_Your objective:_ Identify each line holding the string "Επιμ" and copy it.

_Provided information:_
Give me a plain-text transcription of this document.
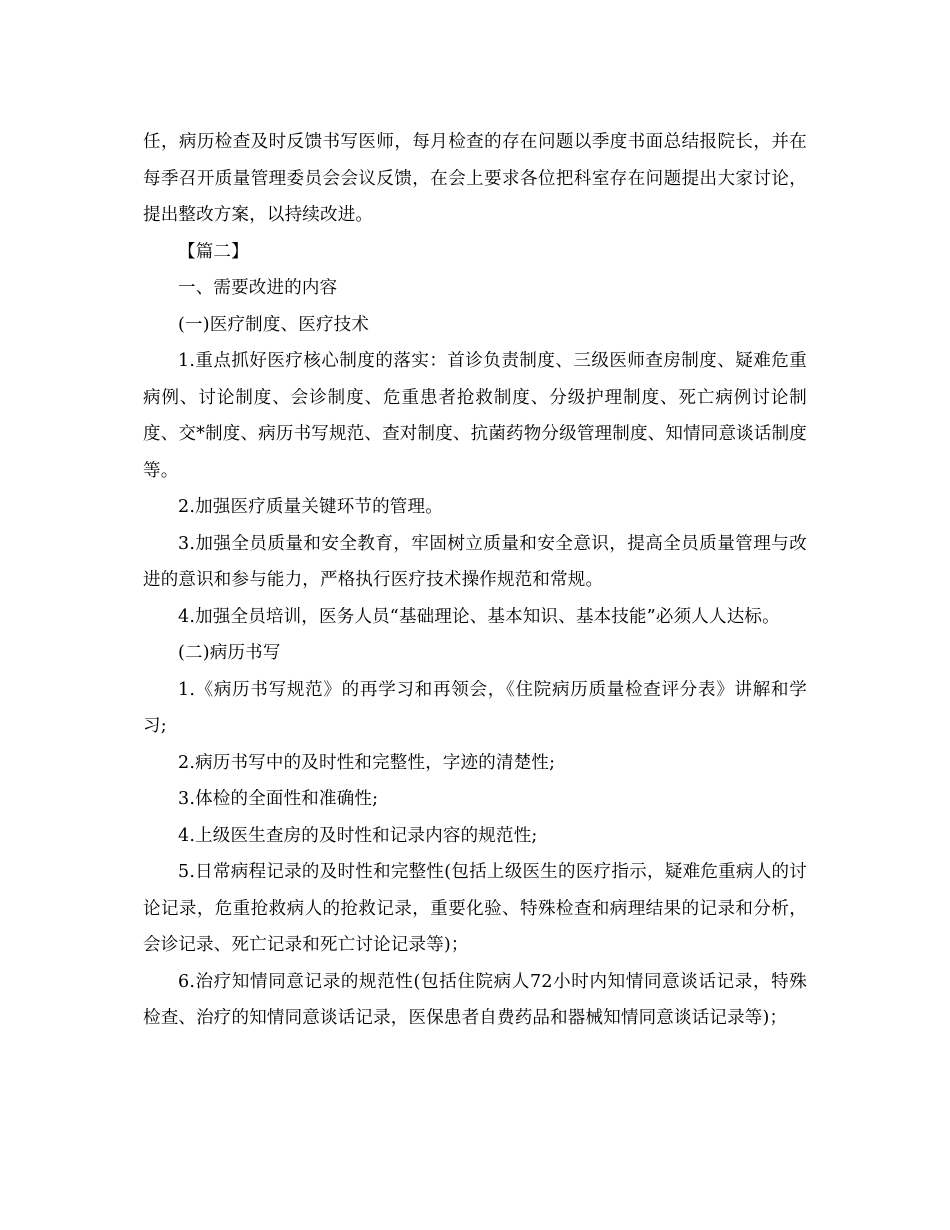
任，病历检查及时反馈书写医师，每月检查的存在问题以季度书面总结报院长，并在每季召开质量管理委员会会议反馈，在会上要求各位把科室存在问题提出大家讨论，提出整改方案，以持续改进。

【篇二】

一、需要改进的内容

(一)医疗制度、医疗技术

1.重点抓好医疗核心制度的落实：首诊负责制度、三级医师查房制度、疑难危重病例、讨论制度、会诊制度、危重患者抢救制度、分级护理制度、死亡病例讨论制度、交*制度、病历书写规范、查对制度、抗菌药物分级管理制度、知情同意谈话制度等。

2.加强医疗质量关键环节的管理。

3.加强全员质量和安全教育，牢固树立质量和安全意识，提高全员质量管理与改进的意识和参与能力，严格执行医疗技术操作规范和常规。

4.加强全员培训，医务人员“基础理论、基本知识、基本技能”必须人人达标。

(二)病历书写

1.《病历书写规范》的再学习和再领会，《住院病历质量检查评分表》讲解和学习;

2.病历书写中的及时性和完整性，字迹的清楚性;

3.体检的全面性和准确性;

4.上级医生查房的及时性和记录内容的规范性;

5.日常病程记录的及时性和完整性(包括上级医生的医疗指示，疑难危重病人的讨论记录，危重抢救病人的抢救记录，重要化验、特殊检查和病理结果的记录和分析，会诊记录、死亡记录和死亡讨论记录等)；

6.治疗知情同意记录的规范性(包括住院病人72小时内知情同意谈话记录，特殊检查、治疗的知情同意谈话记录，医保患者自费药品和器械知情同意谈话记录等)；
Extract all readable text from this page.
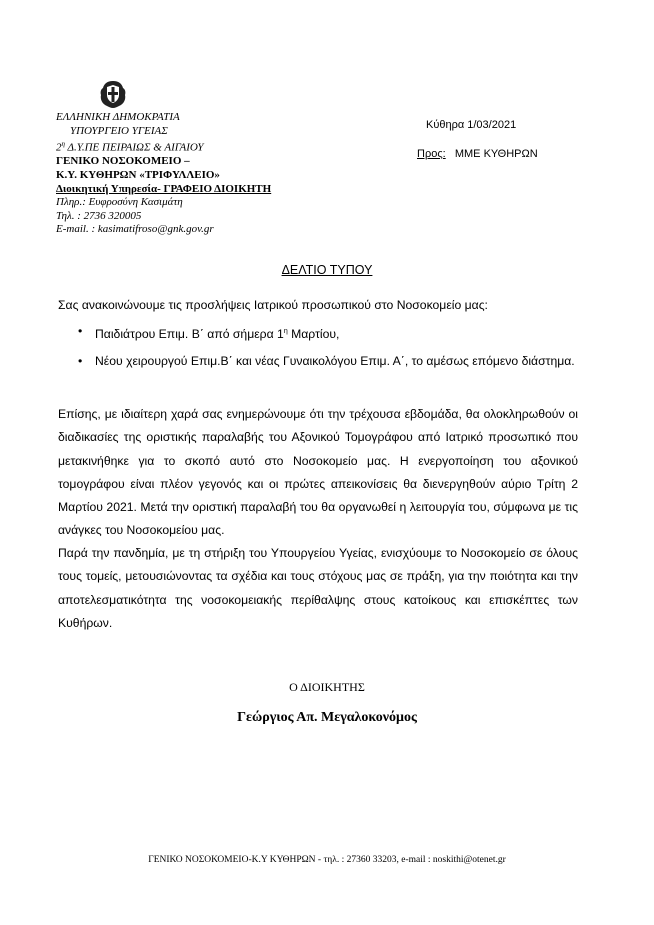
ΕΛΛΗΝΙΚΗ ΔΗΜΟΚΡΑΤΙΑ
ΥΠΟΥΡΓΕΙΟ ΥΓΕΙΑΣ
$2^\eta$ Δ.Υ.ΠΕ ΠΕΙΡΑΙΩΣ & ΑΙΓΑΙΟΥ
ΓΕΝΙΚΟ ΝΟΣΟΚΟΜΕΙΟ –
Κ.Υ. ΚΥΘΗΡΩΝ «ΤΡΙΦΥΛΛΕΙΟ»
Διοικητική Υπηρεσία- ΓΡΑΦΕΙΟ ΔΙΟΙΚΗΤΗ
Πληρ.: Ευφροσύνη Κασιμάτη
Τηλ. : 2736 320005
E-mail. : kasimatifroso@gnk.gov.gr
Κύθηρα 1/03/2021
Προς: ΜΜΕ ΚΥΘΗΡΩΝ
ΔΕΛΤΙΟ ΤΥΠΟΥ

Σας ανακοινώνουμε τις προσλήψεις Ιατρικού προσωπικού στο Νοσοκομείο μας:

• Παιδιάτρου Επιμ. Β΄ από σήμερα $1^\eta$ Μαρτίου,
• Νέου χειρουργού Επιμ.Β΄ και νέας Γυναικολόγου Επιμ. Α΄, το αμέσως επόμενο διάστημα.

Επίσης, με ιδιαίτερη χαρά σας ενημερώνουμε ότι την τρέχουσα εβδομάδα, θα ολοκληρωθούν οι διαδικασίες της οριστικής παραλαβής του Αξονικού Τομογράφου από Ιατρικό προσωπικό που μετακινήθηκε για το σκοπό αυτό στο Νοσοκομείο μας. Η ενεργοποίηση του αξονικού τομογράφου είναι πλέον γεγονός και οι πρώτες απεικονίσεις θα διενεργηθούν αύριο Τρίτη 2 Μαρτίου 2021. Μετά την οριστική παραλαβή του θα οργανωθεί η λειτουργία του, σύμφωνα με τις ανάγκες του Νοσοκομείου μας.

Παρά την πανδημία, με τη στήριξη του Υπουργείου Υγείας, ενισχύουμε το Νοσοκομείο σε όλους τους τομείς, μετουσιώνοντας τα σχέδια και τους στόχους μας σε πράξη, για την ποιότητα και την αποτελεσματικότητα της νοσοκομειακής περίθαλψης στους κατοίκους και επισκέπτες των Κυθήρων.

Ο ΔΙΟΙΚΗΤΗΣ
Γεώργιος Απ. Μεγαλοκονόμος
ΓΕΝΙΚΟ ΝΟΣΟΚΟΜΕΙΟ-Κ.Υ ΚΥΘΗΡΩΝ - τηλ. : 27360 33203, e-mail : noskithi@otenet.gr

_Finished task:_
• Παιδιάτρου Επιμ. Β΄ από σήμερα $1^\eta$ Μαρτίου,
• Νέου χειρουργού Επιμ.Β΄ και νέας Γυναικολόγου Επιμ. Α΄, το αμέσως επόμενο διάστημα.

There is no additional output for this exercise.